THE REQUEST:
Restate the full set of records exactly, without adding or dropping a word.

PROVIDED DATA:
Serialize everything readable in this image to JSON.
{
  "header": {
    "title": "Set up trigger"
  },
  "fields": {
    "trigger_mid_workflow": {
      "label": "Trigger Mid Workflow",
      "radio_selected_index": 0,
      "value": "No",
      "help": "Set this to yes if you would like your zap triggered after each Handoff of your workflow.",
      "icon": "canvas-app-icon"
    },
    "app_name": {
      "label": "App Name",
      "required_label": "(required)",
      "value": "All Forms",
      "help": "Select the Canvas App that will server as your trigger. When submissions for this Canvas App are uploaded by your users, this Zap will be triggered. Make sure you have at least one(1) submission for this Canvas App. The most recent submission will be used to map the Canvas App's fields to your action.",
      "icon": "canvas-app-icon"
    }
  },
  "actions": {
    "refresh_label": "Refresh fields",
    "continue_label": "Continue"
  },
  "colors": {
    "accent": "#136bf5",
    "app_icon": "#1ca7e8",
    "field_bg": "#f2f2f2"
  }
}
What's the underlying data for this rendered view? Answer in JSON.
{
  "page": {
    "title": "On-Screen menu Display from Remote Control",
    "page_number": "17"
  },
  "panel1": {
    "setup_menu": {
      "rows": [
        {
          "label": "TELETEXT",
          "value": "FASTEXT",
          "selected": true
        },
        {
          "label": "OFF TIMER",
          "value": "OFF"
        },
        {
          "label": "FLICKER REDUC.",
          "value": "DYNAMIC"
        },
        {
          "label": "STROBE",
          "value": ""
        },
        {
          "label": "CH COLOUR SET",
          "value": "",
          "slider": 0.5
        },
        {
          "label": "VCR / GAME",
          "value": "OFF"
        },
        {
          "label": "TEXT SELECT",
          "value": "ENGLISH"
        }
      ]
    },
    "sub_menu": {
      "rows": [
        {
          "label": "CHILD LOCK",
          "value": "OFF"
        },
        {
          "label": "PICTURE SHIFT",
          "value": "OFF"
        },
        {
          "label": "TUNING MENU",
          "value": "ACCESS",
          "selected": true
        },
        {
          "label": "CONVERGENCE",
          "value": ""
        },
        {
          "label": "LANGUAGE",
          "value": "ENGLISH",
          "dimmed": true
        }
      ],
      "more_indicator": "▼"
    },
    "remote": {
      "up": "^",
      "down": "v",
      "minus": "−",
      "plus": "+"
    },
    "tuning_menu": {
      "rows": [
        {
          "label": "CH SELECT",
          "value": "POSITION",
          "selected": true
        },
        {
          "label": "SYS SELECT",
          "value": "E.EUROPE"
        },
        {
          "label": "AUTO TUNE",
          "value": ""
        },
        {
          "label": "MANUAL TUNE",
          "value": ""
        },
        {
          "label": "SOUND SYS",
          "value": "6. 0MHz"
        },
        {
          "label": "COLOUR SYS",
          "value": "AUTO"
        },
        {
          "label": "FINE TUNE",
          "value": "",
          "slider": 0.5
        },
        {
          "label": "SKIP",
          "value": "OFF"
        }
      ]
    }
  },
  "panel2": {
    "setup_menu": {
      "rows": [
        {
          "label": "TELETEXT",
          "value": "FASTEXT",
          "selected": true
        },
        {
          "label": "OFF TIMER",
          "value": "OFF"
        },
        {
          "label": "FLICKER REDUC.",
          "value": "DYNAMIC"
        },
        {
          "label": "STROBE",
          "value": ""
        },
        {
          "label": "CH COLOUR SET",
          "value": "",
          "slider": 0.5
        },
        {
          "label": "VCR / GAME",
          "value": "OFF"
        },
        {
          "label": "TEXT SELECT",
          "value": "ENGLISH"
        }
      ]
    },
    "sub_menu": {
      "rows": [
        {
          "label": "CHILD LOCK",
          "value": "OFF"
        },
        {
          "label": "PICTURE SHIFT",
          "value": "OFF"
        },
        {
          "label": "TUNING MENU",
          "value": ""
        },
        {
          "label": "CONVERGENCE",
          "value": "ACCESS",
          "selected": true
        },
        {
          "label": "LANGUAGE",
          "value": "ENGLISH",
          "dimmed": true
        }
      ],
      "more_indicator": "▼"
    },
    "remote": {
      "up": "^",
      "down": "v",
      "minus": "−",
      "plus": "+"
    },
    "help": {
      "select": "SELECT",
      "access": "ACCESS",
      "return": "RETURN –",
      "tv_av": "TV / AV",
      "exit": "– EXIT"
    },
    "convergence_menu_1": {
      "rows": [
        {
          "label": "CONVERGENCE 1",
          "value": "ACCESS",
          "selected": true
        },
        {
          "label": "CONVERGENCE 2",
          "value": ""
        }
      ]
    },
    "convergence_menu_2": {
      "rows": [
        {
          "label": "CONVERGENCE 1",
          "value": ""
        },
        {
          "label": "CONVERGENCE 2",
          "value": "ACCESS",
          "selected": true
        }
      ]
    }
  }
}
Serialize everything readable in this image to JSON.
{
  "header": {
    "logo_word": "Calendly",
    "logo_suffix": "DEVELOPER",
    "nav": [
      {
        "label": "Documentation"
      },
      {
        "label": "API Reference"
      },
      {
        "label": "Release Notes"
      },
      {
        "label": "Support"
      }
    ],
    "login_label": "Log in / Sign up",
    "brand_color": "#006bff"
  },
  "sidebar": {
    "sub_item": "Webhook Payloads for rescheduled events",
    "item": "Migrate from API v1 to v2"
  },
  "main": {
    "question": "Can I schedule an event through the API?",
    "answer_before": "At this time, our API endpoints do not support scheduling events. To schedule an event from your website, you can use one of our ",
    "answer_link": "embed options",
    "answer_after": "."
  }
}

ANSWER:
Serialize everything readable in this image to JSON.
{
  "header": {
    "title": "Set up trigger"
  },
  "fields": {
    "trigger_mid_workflow": {
      "label": "Trigger Mid Workflow",
      "radio_selected_index": 0,
      "value": "No",
      "help": "Set this to yes if you would like your zap triggered after each Handoff of your workflow.",
      "icon": "canvas-app-icon"
    },
    "app_name": {
      "label": "App Name",
      "required_label": "(required)",
      "value": "All Forms",
      "help": "Select the Canvas App that will server as your trigger. When submissions for this Canvas App are uploaded by your users, this Zap will be triggered. Make sure you have at least one(1) submission for this Canvas App. The most recent submission will be used to map the Canvas App's fields to your action.",
      "icon": "canvas-app-icon"
    }
  },
  "actions": {
    "refresh_label": "Refresh fields",
    "continue_label": "Continue"
  },
  "colors": {
    "accent": "#136bf5",
    "app_icon": "#1ca7e8",
    "field_bg": "#f2f2f2"
  }
}
What's the underlying data for this rendered view? Answer in JSON.
{
  "page": {
    "title": "On-Screen menu Display from Remote Control",
    "page_number": "17"
  },
  "panel1": {
    "setup_menu": {
      "rows": [
        {
          "label": "TELETEXT",
          "value": "FASTEXT",
          "selected": true
        },
        {
          "label": "OFF TIMER",
          "value": "OFF"
        },
        {
          "label": "FLICKER REDUC.",
          "value": "DYNAMIC"
        },
        {
          "label": "STROBE",
          "value": ""
        },
        {
          "label": "CH COLOUR SET",
          "value": "",
          "slider": 0.5
        },
        {
          "label": "VCR / GAME",
          "value": "OFF"
        },
        {
          "label": "TEXT SELECT",
          "value": "ENGLISH"
        }
      ]
    },
    "sub_menu": {
      "rows": [
        {
          "label": "CHILD LOCK",
          "value": "OFF"
        },
        {
          "label": "PICTURE SHIFT",
          "value": "OFF"
        },
        {
          "label": "TUNING MENU",
          "value": "ACCESS",
          "selected": true
        },
        {
          "label": "CONVERGENCE",
          "value": ""
        },
        {
          "label": "LANGUAGE",
          "value": "ENGLISH",
          "dimmed": true
        }
      ],
      "more_indicator": "▼"
    },
    "remote": {
      "up": "^",
      "down": "v",
      "minus": "−",
      "plus": "+"
    },
    "tuning_menu": {
      "rows": [
        {
          "label": "CH SELECT",
          "value": "POSITION",
          "selected": true
        },
        {
          "label": "SYS SELECT",
          "value": "E.EUROPE"
        },
        {
          "label": "AUTO TUNE",
          "value": ""
        },
        {
          "label": "MANUAL TUNE",
          "value": ""
        },
        {
          "label": "SOUND SYS",
          "value": "6. 0MHz"
        },
        {
          "label": "COLOUR SYS",
          "value": "AUTO"
        },
        {
          "label": "FINE TUNE",
          "value": "",
          "slider": 0.5
        },
        {
          "label": "SKIP",
          "value": "OFF"
        }
      ]
    }
  },
  "panel2": {
    "setup_menu": {
      "rows": [
        {
          "label": "TELETEXT",
          "value": "FASTEXT",
          "selected": true
        },
        {
          "label": "OFF TIMER",
          "value": "OFF"
        },
        {
          "label": "FLICKER REDUC.",
          "value": "DYNAMIC"
        },
        {
          "label": "STROBE",
          "value": ""
        },
        {
          "label": "CH COLOUR SET",
          "value": "",
          "slider": 0.5
        },
        {
          "label": "VCR / GAME",
          "value": "OFF"
        },
        {
          "label": "TEXT SELECT",
          "value": "ENGLISH"
        }
      ]
    },
    "sub_menu": {
      "rows": [
        {
          "label": "CHILD LOCK",
          "value": "OFF"
        },
        {
          "label": "PICTURE SHIFT",
          "value": "OFF"
        },
        {
          "label": "TUNING MENU",
          "value": ""
        },
        {
          "label": "CONVERGENCE",
          "value": "ACCESS",
          "selected": true
        },
        {
          "label": "LANGUAGE",
          "value": "ENGLISH",
          "dimmed": true
        }
      ],
      "more_indicator": "▼"
    },
    "remote": {
      "up": "^",
      "down": "v",
      "minus": "−",
      "plus": "+"
    },
    "help": {
      "select": "SELECT",
      "access": "ACCESS",
      "return": "RETURN –",
      "tv_av": "TV / AV",
      "exit": "– EXIT"
    },
    "convergence_menu_1": {
      "rows": [
        {
          "label": "CONVERGENCE 1",
          "value": "ACCESS",
          "selected": true
        },
        {
          "label": "CONVERGENCE 2",
          "value": ""
        }
      ]
    },
    "convergence_menu_2": {
      "rows": [
        {
          "label": "CONVERGENCE 1",
          "value": ""
        },
        {
          "label": "CONVERGENCE 2",
          "value": "ACCESS",
          "selected": true
        }
      ]
    }
  }
}
Serialize everything readable in this image to JSON.
{
  "header": {
    "logo_word": "Calendly",
    "logo_suffix": "DEVELOPER",
    "nav": [
      {
        "label": "Documentation"
      },
      {
        "label": "API Reference"
      },
      {
        "label": "Release Notes"
      },
      {
        "label": "Support"
      }
    ],
    "login_label": "Log in / Sign up",
    "brand_color": "#006bff"
  },
  "sidebar": {
    "sub_item": "Webhook Payloads for rescheduled events",
    "item": "Migrate from API v1 to v2"
  },
  "main": {
    "question": "Can I schedule an event through the API?",
    "answer_before": "At this time, our API endpoints do not support scheduling events. To schedule an event from your website, you can use one of our ",
    "answer_link": "embed options",
    "answer_after": "."
  }
}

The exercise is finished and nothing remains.